== Short problem ==
Count the lines in the rows below that contain the string "chart" and give only the number.

== Material to process ==
──────────

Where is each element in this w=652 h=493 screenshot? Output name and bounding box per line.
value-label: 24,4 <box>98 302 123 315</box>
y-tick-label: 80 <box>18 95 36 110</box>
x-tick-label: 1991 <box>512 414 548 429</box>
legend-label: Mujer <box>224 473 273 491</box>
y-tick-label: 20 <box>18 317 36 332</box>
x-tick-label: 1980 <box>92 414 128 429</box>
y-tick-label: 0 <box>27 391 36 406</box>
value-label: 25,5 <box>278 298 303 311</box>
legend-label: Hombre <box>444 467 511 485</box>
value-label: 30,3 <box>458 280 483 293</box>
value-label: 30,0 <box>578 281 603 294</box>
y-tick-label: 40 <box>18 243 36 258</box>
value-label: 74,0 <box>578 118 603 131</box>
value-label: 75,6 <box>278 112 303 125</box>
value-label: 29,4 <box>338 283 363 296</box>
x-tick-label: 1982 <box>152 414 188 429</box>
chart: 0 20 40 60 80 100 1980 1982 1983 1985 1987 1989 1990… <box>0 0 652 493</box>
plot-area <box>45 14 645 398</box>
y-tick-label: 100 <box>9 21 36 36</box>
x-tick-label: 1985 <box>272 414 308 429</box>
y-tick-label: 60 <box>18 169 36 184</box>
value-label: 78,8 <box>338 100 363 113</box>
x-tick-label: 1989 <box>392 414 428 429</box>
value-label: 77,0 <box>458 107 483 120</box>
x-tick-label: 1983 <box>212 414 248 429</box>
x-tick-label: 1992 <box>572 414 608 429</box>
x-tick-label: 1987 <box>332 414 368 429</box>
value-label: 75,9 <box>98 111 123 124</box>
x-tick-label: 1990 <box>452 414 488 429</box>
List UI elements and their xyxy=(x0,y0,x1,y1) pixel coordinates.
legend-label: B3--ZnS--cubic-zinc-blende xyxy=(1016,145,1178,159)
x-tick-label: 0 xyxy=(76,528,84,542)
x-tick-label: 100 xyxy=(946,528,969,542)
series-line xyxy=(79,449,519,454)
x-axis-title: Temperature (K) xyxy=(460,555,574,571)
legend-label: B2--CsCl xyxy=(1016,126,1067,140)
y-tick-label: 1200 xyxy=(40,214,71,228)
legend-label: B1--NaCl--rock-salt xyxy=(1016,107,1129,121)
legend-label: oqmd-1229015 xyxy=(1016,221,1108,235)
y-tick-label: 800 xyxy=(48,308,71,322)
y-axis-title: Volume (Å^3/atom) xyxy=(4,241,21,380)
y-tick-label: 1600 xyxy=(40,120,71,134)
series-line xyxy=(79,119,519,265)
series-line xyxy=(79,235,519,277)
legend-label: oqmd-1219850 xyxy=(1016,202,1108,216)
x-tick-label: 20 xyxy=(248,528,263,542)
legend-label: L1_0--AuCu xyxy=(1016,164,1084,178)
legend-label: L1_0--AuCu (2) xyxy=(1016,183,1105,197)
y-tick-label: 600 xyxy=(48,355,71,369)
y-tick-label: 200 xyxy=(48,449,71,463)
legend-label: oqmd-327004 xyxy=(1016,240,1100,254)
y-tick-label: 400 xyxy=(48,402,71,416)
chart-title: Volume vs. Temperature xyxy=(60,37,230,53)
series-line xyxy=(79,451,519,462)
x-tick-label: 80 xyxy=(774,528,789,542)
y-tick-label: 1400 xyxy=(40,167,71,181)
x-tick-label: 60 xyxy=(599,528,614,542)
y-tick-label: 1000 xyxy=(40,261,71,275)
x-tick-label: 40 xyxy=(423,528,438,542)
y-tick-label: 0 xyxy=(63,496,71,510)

──────────

== Response to this task ==
2